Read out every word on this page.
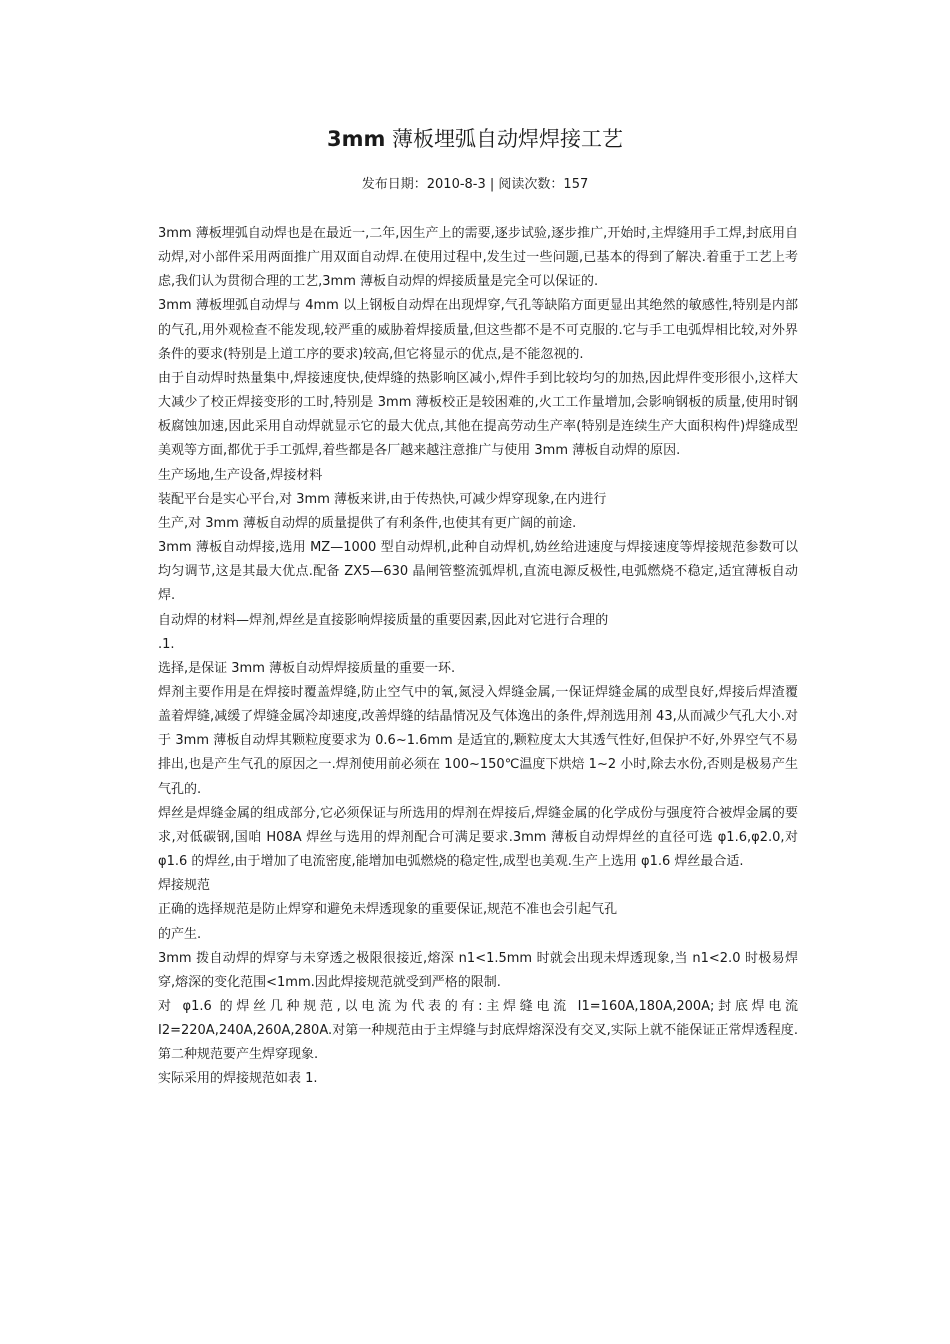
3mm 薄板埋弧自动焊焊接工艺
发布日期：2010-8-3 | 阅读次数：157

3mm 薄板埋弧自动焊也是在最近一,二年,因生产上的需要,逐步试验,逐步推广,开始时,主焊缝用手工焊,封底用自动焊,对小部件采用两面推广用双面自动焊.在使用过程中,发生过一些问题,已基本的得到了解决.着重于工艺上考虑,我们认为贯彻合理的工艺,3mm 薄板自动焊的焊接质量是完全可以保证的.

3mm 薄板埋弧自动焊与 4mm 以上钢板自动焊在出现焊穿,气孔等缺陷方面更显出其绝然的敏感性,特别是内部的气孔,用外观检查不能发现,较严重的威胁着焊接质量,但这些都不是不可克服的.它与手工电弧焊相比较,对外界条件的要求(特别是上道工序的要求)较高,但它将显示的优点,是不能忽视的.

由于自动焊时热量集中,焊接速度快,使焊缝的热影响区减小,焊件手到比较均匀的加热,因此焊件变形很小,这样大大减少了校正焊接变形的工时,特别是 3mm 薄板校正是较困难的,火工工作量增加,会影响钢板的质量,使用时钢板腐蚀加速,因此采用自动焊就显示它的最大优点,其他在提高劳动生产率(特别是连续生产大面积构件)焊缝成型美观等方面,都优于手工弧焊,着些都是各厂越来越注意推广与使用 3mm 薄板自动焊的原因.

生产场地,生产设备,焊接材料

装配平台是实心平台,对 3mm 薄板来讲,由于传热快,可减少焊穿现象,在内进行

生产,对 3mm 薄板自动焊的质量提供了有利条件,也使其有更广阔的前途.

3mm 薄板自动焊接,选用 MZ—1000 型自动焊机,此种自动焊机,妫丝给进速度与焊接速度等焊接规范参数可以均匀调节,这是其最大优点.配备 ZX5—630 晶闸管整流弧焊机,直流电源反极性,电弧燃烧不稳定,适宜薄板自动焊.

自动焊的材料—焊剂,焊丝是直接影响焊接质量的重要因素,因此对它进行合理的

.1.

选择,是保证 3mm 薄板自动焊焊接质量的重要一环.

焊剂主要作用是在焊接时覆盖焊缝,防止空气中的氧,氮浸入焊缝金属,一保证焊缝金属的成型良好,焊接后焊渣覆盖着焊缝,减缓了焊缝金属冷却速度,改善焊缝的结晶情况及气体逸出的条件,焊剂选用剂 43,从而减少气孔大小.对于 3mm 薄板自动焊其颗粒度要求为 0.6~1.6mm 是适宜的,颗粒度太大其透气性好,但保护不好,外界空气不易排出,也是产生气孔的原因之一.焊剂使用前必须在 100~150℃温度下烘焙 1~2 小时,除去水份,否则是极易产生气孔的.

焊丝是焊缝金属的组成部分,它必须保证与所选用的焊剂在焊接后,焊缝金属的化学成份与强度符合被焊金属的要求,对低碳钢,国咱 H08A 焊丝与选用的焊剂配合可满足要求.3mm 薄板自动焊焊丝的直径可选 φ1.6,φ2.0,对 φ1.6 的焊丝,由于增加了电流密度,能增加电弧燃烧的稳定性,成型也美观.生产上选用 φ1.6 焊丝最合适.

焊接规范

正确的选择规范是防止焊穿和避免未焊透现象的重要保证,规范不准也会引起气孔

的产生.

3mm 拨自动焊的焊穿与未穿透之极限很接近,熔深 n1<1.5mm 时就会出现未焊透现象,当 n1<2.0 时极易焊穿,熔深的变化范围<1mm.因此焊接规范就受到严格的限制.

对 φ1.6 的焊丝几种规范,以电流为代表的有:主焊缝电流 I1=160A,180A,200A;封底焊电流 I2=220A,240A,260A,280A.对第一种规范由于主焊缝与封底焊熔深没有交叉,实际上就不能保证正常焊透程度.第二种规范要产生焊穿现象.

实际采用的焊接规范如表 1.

--

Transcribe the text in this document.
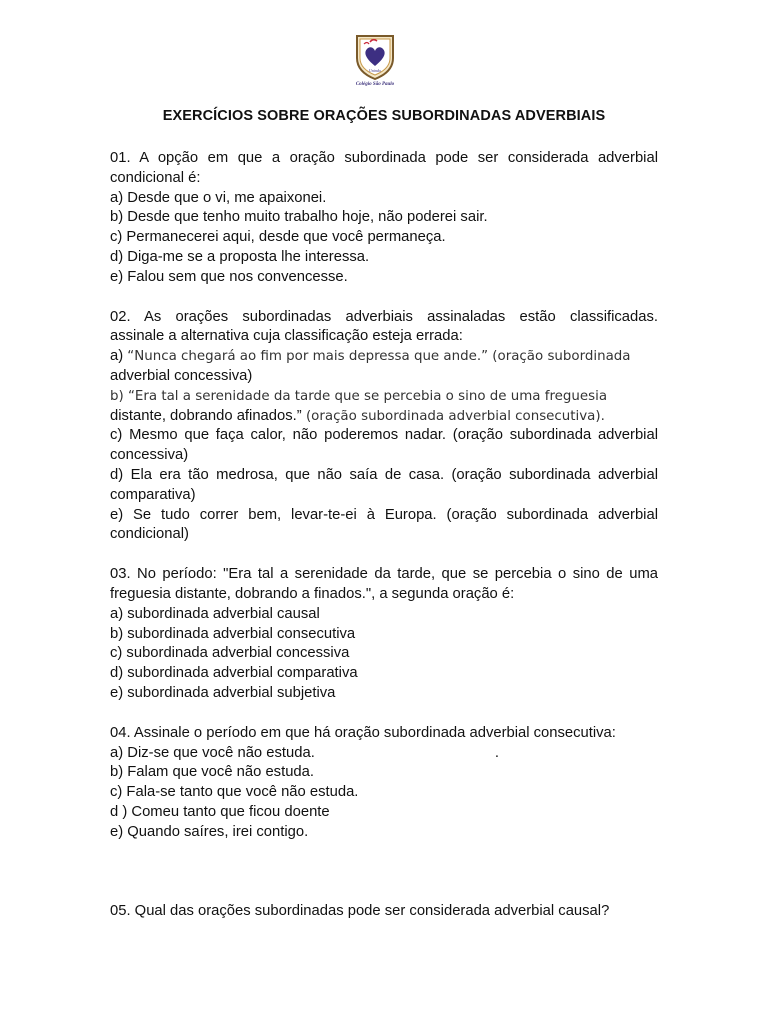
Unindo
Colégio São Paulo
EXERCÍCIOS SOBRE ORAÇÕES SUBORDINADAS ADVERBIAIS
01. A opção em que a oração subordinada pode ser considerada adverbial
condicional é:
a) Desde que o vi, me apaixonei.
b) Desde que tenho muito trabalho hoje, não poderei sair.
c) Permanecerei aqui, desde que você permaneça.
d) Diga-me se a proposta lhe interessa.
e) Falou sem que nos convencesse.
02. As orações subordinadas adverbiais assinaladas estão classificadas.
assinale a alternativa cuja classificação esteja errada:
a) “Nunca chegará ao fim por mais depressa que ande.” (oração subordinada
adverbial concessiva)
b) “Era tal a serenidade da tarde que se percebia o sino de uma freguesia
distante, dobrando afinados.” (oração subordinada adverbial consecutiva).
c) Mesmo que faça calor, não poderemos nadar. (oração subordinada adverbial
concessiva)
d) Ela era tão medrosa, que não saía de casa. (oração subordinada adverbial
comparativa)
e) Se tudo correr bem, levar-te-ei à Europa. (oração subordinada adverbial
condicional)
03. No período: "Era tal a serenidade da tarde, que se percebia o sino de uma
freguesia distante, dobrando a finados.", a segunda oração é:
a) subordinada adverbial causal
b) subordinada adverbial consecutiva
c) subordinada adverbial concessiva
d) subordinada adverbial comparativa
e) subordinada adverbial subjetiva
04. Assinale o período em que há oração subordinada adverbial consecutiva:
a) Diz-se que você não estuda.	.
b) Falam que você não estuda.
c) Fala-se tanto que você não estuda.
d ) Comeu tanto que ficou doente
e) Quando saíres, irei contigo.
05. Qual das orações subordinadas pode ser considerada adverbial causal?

• **DIRECTIVE**
Find each line with the string "freguesia" and copy it out.

• **RESULT**
b) “Era tal a serenidade da tarde que se percebia o sino de uma freguesia
freguesia distante, dobrando a finados.", a segunda oração é:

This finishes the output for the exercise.